**WRITTEN INSTRUCTION**
Give the records back in full, exactly as they read.

**DATASET EXCERPTS**
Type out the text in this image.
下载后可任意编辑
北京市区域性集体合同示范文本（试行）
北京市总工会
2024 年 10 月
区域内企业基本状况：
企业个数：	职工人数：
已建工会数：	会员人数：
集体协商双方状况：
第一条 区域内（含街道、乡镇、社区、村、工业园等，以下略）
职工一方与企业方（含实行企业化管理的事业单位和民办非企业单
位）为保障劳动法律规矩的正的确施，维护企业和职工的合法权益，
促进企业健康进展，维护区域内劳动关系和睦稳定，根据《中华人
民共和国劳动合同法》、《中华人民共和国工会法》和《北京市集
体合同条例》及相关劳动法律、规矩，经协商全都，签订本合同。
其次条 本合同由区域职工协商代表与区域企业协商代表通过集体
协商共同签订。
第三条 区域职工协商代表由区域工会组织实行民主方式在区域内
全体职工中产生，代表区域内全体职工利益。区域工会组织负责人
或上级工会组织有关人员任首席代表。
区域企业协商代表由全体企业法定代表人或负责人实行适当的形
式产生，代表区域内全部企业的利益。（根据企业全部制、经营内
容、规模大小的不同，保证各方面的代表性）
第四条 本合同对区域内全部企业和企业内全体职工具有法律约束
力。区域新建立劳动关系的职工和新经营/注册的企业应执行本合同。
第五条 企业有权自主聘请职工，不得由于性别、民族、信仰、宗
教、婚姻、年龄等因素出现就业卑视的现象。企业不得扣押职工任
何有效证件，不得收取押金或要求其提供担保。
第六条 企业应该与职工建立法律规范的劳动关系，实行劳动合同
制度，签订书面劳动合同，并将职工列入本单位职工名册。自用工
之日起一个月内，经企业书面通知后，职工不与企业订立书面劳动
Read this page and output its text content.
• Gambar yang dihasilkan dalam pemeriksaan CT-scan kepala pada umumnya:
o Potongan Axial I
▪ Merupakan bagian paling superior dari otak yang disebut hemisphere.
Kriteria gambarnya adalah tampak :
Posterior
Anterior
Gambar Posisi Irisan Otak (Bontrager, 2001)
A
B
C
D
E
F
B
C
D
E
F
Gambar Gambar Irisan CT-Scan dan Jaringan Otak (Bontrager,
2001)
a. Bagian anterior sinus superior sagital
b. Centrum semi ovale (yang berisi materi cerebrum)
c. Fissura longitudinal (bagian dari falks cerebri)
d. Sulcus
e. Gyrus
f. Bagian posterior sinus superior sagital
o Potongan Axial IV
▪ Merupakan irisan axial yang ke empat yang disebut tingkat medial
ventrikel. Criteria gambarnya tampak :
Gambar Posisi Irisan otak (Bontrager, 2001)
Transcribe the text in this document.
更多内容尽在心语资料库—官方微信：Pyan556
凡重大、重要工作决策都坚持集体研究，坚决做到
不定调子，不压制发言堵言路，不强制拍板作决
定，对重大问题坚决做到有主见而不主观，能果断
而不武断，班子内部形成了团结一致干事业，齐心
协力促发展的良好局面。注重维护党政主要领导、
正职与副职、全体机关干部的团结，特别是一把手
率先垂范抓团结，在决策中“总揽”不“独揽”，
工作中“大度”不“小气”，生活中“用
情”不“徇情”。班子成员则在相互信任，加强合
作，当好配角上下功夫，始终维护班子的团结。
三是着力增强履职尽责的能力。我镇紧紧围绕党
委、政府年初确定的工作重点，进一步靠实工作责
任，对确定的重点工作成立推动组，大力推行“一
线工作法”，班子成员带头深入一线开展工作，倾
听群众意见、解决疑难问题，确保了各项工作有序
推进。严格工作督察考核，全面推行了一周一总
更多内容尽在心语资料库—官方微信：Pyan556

**RESPONSE TO THE TASK**
Type out the text in this image.
下载后可任意编辑
北京市区域性集体合同示范文本（试行）
北京市总工会
2024 年 10 月
区域内企业基本状况：
企业个数：	职工人数：
已建工会数：	会员人数：
集体协商双方状况：
第一条 区域内（含街道、乡镇、社区、村、工业园等，以下略）
职工一方与企业方（含实行企业化管理的事业单位和民办非企业单
位）为保障劳动法律规矩的正的确施，维护企业和职工的合法权益，
促进企业健康进展，维护区域内劳动关系和睦稳定，根据《中华人
民共和国劳动合同法》、《中华人民共和国工会法》和《北京市集
体合同条例》及相关劳动法律、规矩，经协商全都，签订本合同。
其次条 本合同由区域职工协商代表与区域企业协商代表通过集体
协商共同签订。
第三条 区域职工协商代表由区域工会组织实行民主方式在区域内
全体职工中产生，代表区域内全体职工利益。区域工会组织负责人
或上级工会组织有关人员任首席代表。
区域企业协商代表由全体企业法定代表人或负责人实行适当的形
式产生，代表区域内全部企业的利益。（根据企业全部制、经营内
容、规模大小的不同，保证各方面的代表性）
第四条 本合同对区域内全部企业和企业内全体职工具有法律约束
力。区域新建立劳动关系的职工和新经营/注册的企业应执行本合同。
第五条 企业有权自主聘请职工，不得由于性别、民族、信仰、宗
教、婚姻、年龄等因素出现就业卑视的现象。企业不得扣押职工任
何有效证件，不得收取押金或要求其提供担保。
第六条 企业应该与职工建立法律规范的劳动关系，实行劳动合同
制度，签订书面劳动合同，并将职工列入本单位职工名册。自用工
之日起一个月内，经企业书面通知后，职工不与企业订立书面劳动
Read this page and output its text content.
• Gambar yang dihasilkan dalam pemeriksaan CT-scan kepala pada umumnya:
o Potongan Axial I
▪ Merupakan bagian paling superior dari otak yang disebut hemisphere.
Kriteria gambarnya adalah tampak :
Posterior
Anterior
Gambar Posisi Irisan Otak (Bontrager, 2001)
A
B
C
D
E
F
B
C
D
E
F
Gambar Gambar Irisan CT-Scan dan Jaringan Otak (Bontrager,
2001)
a. Bagian anterior sinus superior sagital
b. Centrum semi ovale (yang berisi materi cerebrum)
c. Fissura longitudinal (bagian dari falks cerebri)
d. Sulcus
e. Gyrus
f. Bagian posterior sinus superior sagital
o Potongan Axial IV
▪ Merupakan irisan axial yang ke empat yang disebut tingkat medial
ventrikel. Criteria gambarnya tampak :
Gambar Posisi Irisan otak (Bontrager, 2001)
Transcribe the text in this document.
更多内容尽在心语资料库—官方微信：Pyan556
凡重大、重要工作决策都坚持集体研究，坚决做到
不定调子，不压制发言堵言路，不强制拍板作决
定，对重大问题坚决做到有主见而不主观，能果断
而不武断，班子内部形成了团结一致干事业，齐心
协力促发展的良好局面。注重维护党政主要领导、
正职与副职、全体机关干部的团结，特别是一把手
率先垂范抓团结，在决策中“总揽”不“独揽”，
工作中“大度”不“小气”，生活中“用
情”不“徇情”。班子成员则在相互信任，加强合
作，当好配角上下功夫，始终维护班子的团结。
三是着力增强履职尽责的能力。我镇紧紧围绕党
委、政府年初确定的工作重点，进一步靠实工作责
任，对确定的重点工作成立推动组，大力推行“一
线工作法”，班子成员带头深入一线开展工作，倾
听群众意见、解决疑难问题，确保了各项工作有序
推进。严格工作督察考核，全面推行了一周一总
更多内容尽在心语资料库—官方微信：Pyan556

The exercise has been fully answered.